— START OF ENTRIES —

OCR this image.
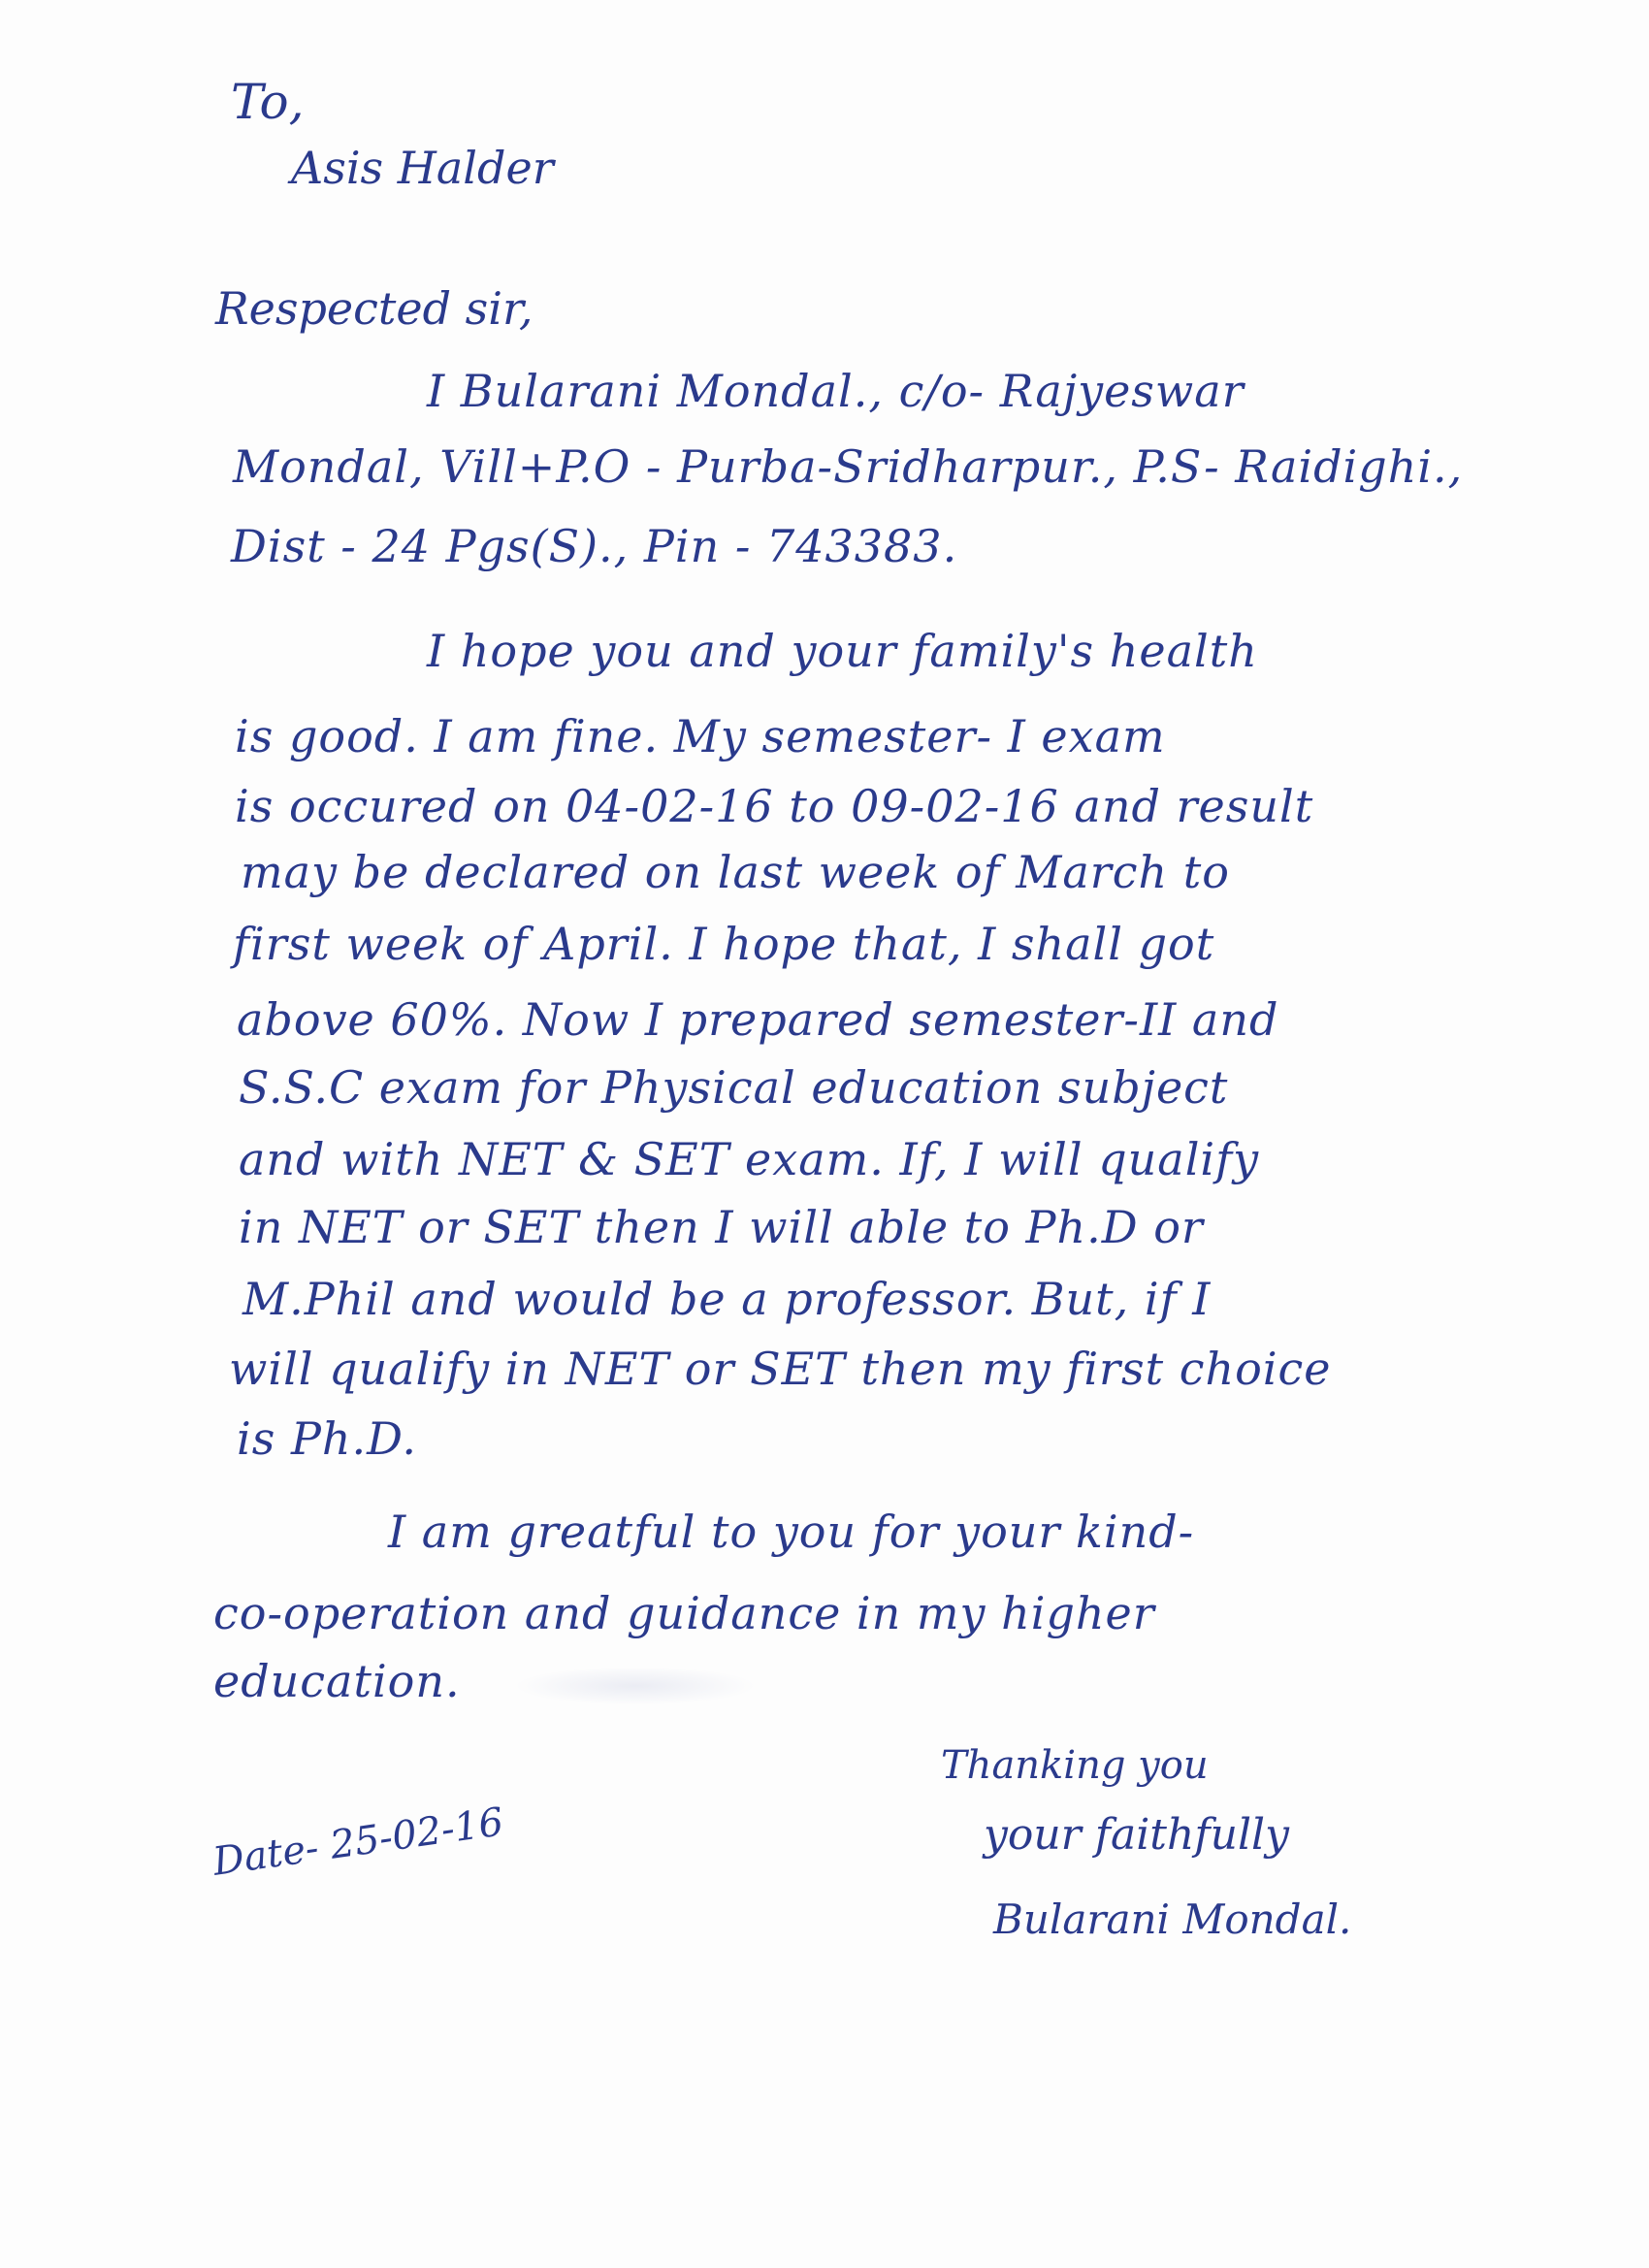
To,
Asis Halder
Respected sir,
I Bularani Mondal., c/o- Rajyeswar
Mondal, Vill+P.O - Purba-Sridharpur., P.S- Raidighi.,
Dist - 24 Pgs(S)., Pin - 743383.
I hope you and your family's health
is good. I am fine. My semester- I exam
is occured on 04-02-16 to 09-02-16 and result
may be declared on last week of March to
first week of April. I hope that, I shall got
above 60%. Now I prepared semester-II and
S.S.C exam for Physical education subject
and with NET & SET exam. If, I will qualify
in NET or SET then I will able to Ph.D or
M.Phil and would be a professor. But, if I
will qualify in NET or SET then my first choice
is Ph.D.
I am greatful to you for your kind-
co-operation and guidance in my higher
education.
Thanking you
your faithfully
Bularani Mondal.
Date- 25-02-16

— END OF ENTRIES —

◆ OBJECTIVE ◆
Copy out all lines above that include the string "semester".

◆ RESULT BELOW ◆
is good. I am fine. My semester- I exam
above 60%. Now I prepared semester-II and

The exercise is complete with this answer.